--- BEGIN Supplied data ---

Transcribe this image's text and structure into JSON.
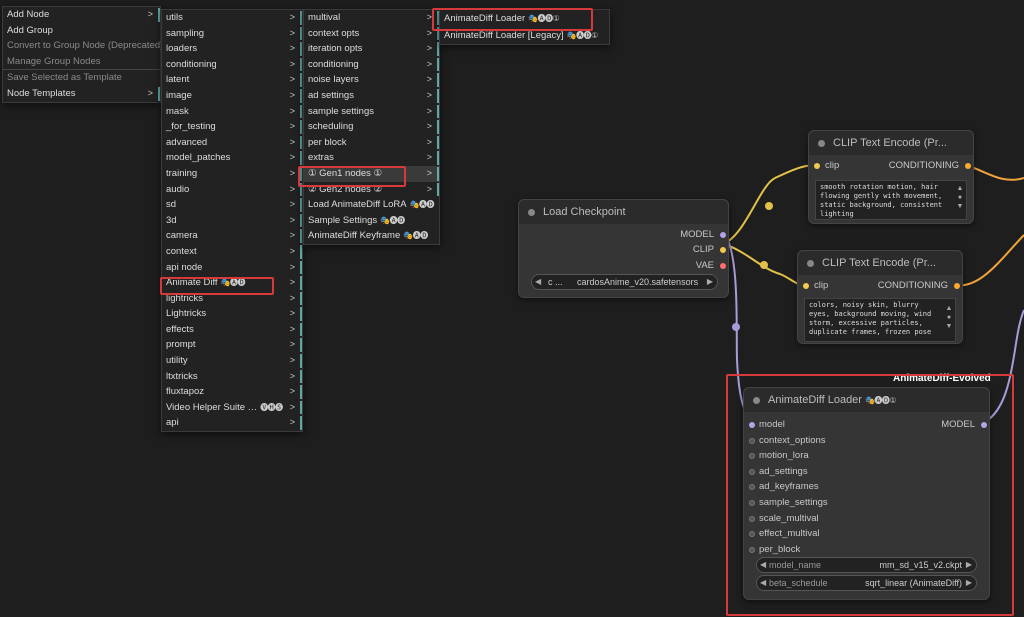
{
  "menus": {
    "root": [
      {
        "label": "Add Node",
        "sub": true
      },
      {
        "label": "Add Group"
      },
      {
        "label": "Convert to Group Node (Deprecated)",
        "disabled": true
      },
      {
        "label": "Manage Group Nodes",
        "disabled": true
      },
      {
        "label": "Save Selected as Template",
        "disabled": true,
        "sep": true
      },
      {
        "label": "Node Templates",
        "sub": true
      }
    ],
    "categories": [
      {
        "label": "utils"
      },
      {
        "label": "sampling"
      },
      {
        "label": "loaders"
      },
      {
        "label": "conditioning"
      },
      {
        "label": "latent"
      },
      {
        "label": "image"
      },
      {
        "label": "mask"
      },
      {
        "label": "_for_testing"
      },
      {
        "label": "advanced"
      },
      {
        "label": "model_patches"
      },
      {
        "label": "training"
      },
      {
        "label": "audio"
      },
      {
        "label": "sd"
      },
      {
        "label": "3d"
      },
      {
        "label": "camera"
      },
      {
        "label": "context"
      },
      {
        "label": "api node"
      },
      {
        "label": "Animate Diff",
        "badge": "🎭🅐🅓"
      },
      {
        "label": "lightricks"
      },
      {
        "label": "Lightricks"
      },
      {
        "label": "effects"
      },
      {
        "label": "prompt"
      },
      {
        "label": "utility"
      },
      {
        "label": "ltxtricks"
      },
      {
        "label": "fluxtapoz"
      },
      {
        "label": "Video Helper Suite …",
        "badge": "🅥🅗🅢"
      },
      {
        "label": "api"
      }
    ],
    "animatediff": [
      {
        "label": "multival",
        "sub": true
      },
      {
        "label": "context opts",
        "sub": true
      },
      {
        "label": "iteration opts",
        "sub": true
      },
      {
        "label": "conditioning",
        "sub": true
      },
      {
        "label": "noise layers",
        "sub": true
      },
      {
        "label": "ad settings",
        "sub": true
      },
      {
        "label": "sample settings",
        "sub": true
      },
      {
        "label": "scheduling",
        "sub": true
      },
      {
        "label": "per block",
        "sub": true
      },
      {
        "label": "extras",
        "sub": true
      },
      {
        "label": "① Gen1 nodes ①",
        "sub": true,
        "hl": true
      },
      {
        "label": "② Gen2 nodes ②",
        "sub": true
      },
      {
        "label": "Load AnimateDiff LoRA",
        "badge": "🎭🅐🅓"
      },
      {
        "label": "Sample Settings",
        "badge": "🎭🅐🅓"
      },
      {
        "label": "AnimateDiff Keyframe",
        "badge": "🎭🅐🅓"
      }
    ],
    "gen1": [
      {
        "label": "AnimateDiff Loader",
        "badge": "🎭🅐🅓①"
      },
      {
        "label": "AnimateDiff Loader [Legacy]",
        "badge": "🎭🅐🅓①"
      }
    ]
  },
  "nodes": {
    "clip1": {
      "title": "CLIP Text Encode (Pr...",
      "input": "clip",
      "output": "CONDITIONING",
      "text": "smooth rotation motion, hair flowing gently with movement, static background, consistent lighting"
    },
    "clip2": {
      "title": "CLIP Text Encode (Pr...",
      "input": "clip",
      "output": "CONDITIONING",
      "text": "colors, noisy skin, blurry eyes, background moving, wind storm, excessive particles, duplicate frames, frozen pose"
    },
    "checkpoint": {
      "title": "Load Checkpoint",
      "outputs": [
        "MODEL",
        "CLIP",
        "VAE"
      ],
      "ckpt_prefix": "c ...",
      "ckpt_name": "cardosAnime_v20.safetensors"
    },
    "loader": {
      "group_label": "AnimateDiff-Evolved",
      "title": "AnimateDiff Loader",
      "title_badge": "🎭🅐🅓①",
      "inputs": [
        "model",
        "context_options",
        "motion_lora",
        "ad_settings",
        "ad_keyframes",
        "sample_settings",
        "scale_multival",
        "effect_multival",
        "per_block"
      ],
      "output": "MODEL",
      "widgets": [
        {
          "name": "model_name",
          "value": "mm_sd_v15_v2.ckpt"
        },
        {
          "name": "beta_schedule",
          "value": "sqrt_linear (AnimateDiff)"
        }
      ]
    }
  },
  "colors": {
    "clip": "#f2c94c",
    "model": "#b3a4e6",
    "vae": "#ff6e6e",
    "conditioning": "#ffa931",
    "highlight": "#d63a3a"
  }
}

--- END Supplied data ---
--- BEGIN Supplied data ---

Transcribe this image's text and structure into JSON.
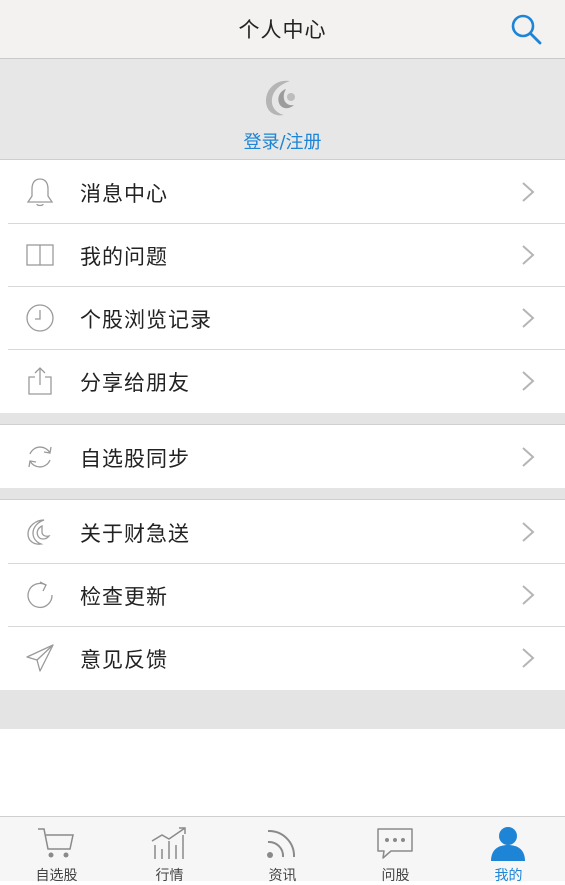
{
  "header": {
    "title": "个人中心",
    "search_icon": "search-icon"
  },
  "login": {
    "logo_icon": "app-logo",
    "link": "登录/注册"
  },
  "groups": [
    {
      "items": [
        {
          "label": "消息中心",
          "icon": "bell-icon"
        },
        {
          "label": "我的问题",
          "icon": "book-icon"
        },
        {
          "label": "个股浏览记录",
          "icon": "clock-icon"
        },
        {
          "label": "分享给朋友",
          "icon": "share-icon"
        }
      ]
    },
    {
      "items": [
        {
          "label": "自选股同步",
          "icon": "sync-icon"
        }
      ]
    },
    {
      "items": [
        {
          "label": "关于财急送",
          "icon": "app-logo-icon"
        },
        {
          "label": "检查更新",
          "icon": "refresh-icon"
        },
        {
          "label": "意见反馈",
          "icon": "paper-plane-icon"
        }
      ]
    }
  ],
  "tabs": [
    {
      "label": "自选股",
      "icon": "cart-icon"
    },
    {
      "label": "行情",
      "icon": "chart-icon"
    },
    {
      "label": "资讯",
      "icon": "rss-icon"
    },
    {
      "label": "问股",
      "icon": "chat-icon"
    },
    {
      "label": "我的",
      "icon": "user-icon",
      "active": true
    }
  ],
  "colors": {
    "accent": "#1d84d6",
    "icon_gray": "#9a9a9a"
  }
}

--- END Supplied data ---

Work to complete: Filter the records above for "logo" and copy every matching line.

Answer to the problem:
    "logo_icon": "app-logo",
          "icon": "app-logo-icon"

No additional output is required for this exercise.